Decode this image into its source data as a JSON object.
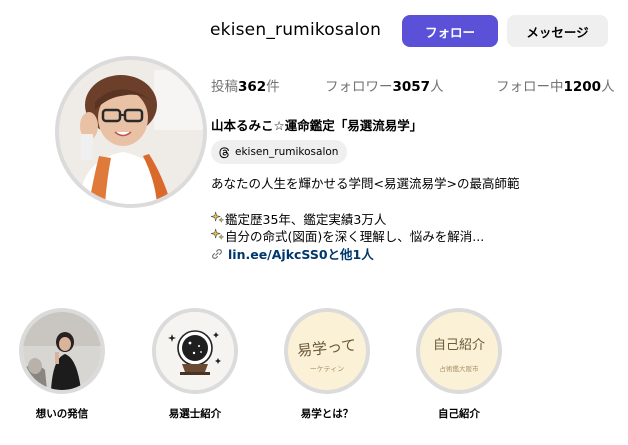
{
  "profile": {
    "username": "ekisen_rumikosalon",
    "follow_label": "フォロー",
    "message_label": "メッセージ"
  },
  "stats": {
    "posts_label": "投稿",
    "posts_count": "362",
    "posts_unit": "件",
    "followers_label": "フォロワー",
    "followers_count": "3057",
    "followers_unit": "人",
    "following_label": "フォロー中",
    "following_count": "1200",
    "following_unit": "人"
  },
  "bio": {
    "full_name": "山本るみこ☆運命鑑定「易選流易学」",
    "threads_handle": "ekisen_rumikosalon",
    "line1": "あなたの人生を輝かせる学問<易選流易学>の最高師範",
    "line2": "鑑定歴35年、鑑定実績3万人",
    "line3": "自分の命式(図面)を深く理解し、悩みを解消...",
    "link_text": "lin.ee/AjkcSS0と他1人"
  },
  "highlights": [
    {
      "label": "想いの発信",
      "icon": "speaker-photo"
    },
    {
      "label": "易選士紹介",
      "icon": "crystal-ball-illustration"
    },
    {
      "label": "易学とは？",
      "icon": "text-card",
      "image_text": "易学って",
      "image_subtext": "ーケティン"
    },
    {
      "label": "自己紹介",
      "icon": "text-card",
      "image_text": "自己紹介",
      "image_subtext": "占術鑑大阪市"
    }
  ],
  "colors": {
    "follow_button": "#5b51d8",
    "secondary_button": "#efefef",
    "muted_text": "#737373",
    "link": "#00376b",
    "ring": "#dbdbdb"
  }
}
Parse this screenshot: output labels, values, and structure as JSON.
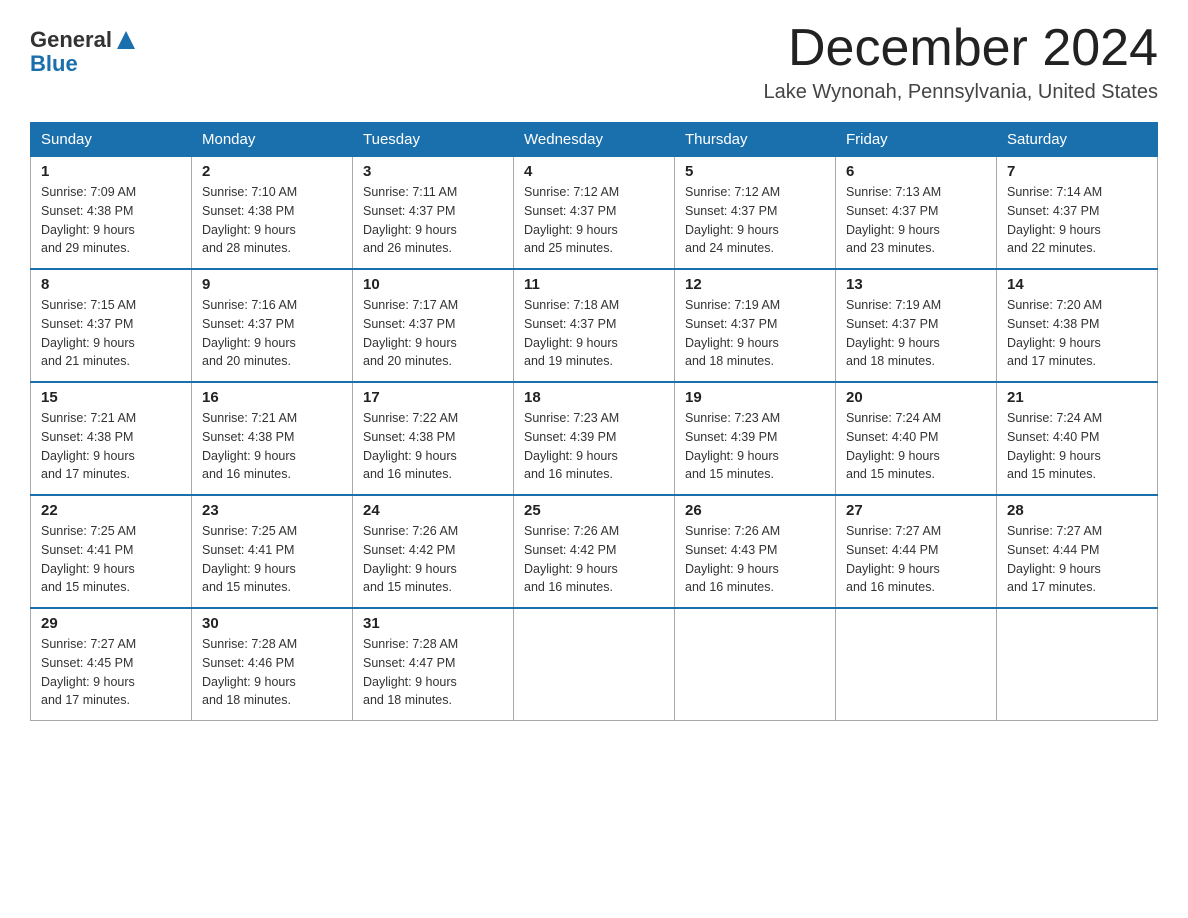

----------------------------------------

REQUIREMENTS | Identify and list each line with the word "icon".

FULL ANSWER |
      "icon": "speaker-photo"
      "icon": "crystal-ball-illustration"
      "icon": "text-card",
      "icon": "text-card",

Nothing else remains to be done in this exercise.